(TASK STATEMENT)
Quote the records that follow in full, leaving the pictures out.

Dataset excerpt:
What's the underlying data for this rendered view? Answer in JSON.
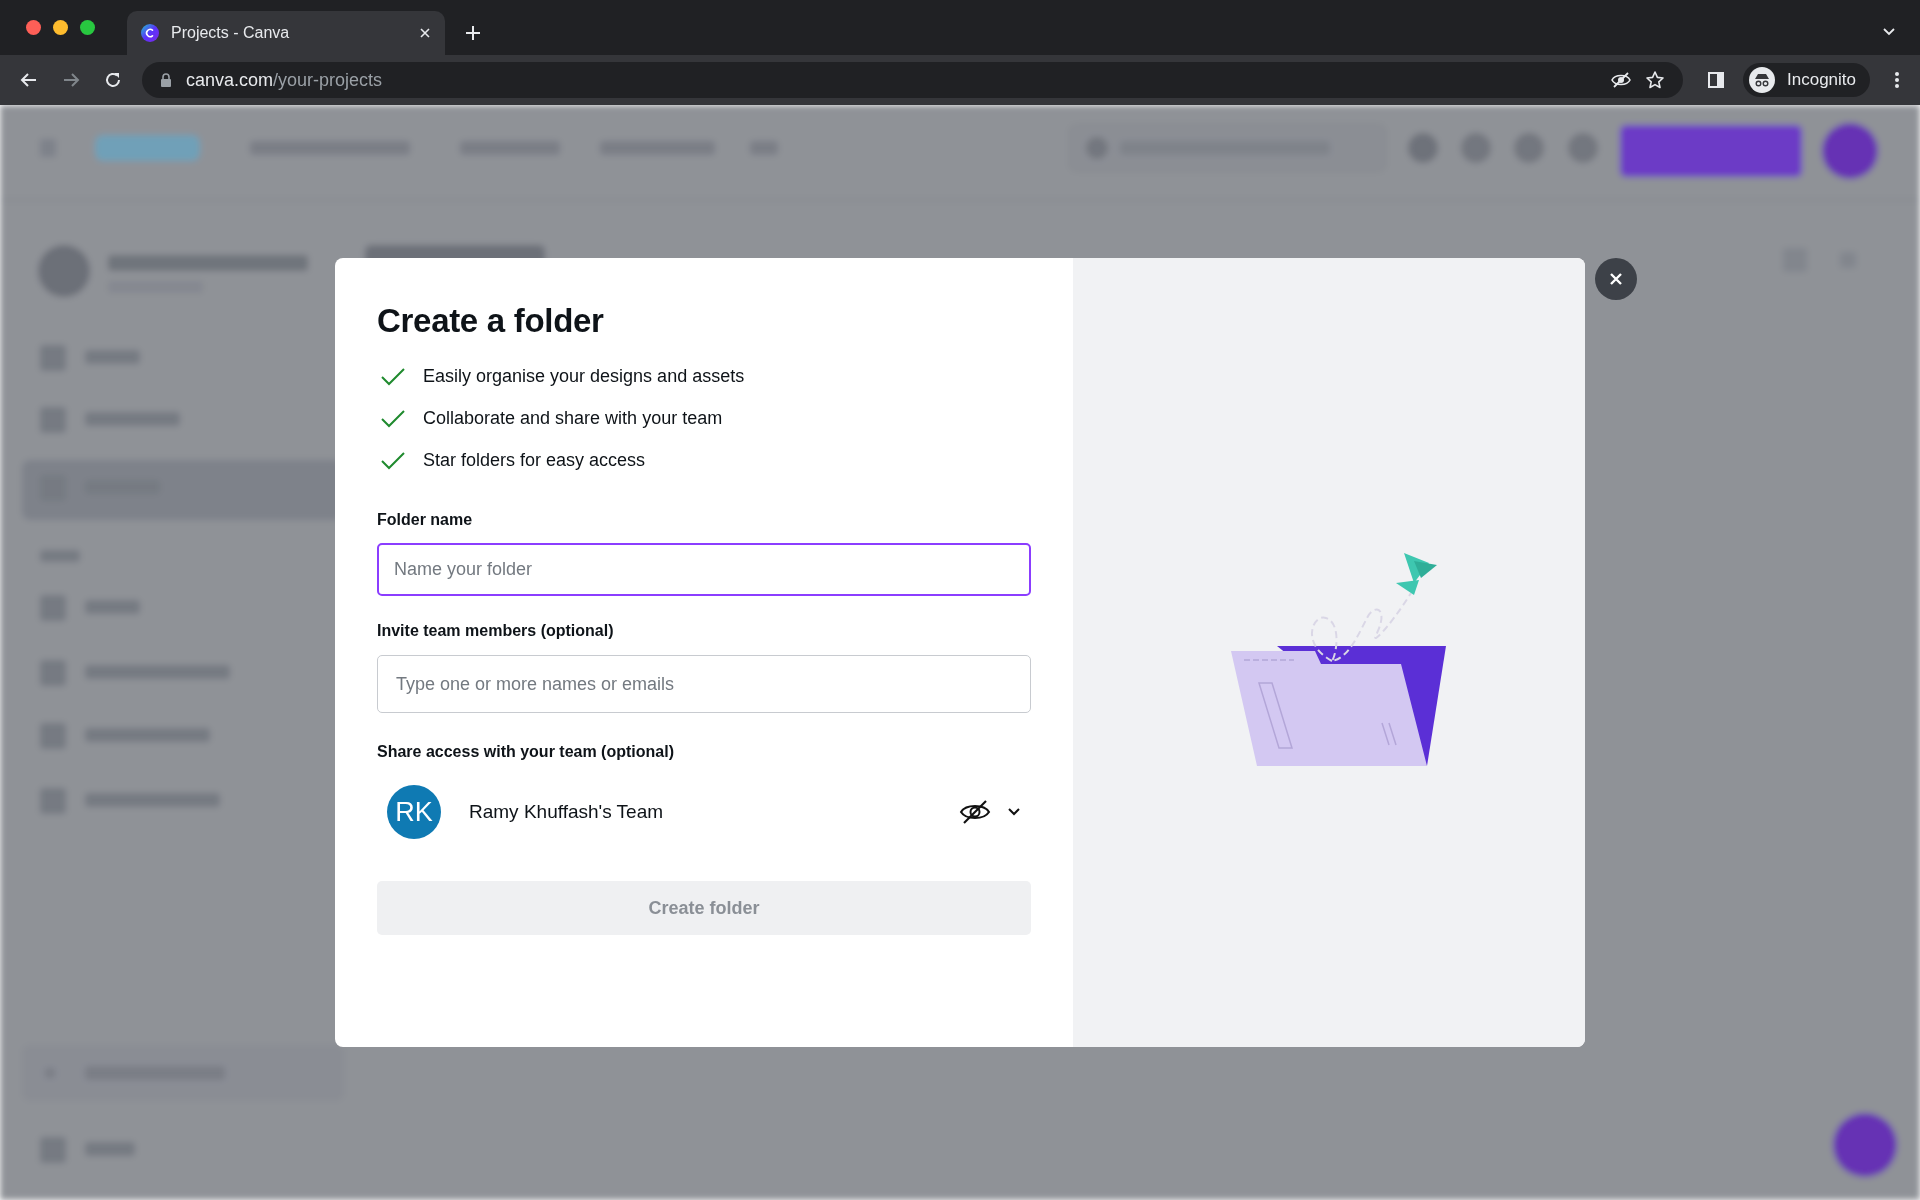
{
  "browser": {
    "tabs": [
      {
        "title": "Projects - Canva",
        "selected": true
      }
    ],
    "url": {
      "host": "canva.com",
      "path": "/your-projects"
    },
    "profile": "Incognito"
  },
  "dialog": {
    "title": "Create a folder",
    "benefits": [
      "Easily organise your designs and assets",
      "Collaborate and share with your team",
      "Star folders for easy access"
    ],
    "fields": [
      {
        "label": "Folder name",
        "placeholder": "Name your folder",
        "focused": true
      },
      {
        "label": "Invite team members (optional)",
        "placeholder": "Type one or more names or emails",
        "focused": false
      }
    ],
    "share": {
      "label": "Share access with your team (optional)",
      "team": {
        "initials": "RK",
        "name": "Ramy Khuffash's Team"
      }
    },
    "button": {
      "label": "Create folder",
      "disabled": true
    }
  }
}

(ANSWER IN FULL)
What's the underlying data for this rendered view? Answer in JSON.
{
  "browser": {
    "tabs": [
      {
        "title": "Projects - Canva",
        "selected": true
      }
    ],
    "url": {
      "host": "canva.com",
      "path": "/your-projects"
    },
    "profile": "Incognito"
  },
  "dialog": {
    "title": "Create a folder",
    "benefits": [
      "Easily organise your designs and assets",
      "Collaborate and share with your team",
      "Star folders for easy access"
    ],
    "fields": [
      {
        "label": "Folder name",
        "placeholder": "Name your folder",
        "focused": true
      },
      {
        "label": "Invite team members (optional)",
        "placeholder": "Type one or more names or emails",
        "focused": false
      }
    ],
    "share": {
      "label": "Share access with your team (optional)",
      "team": {
        "initials": "RK",
        "name": "Ramy Khuffash's Team"
      }
    },
    "button": {
      "label": "Create folder",
      "disabled": true
    }
  }
}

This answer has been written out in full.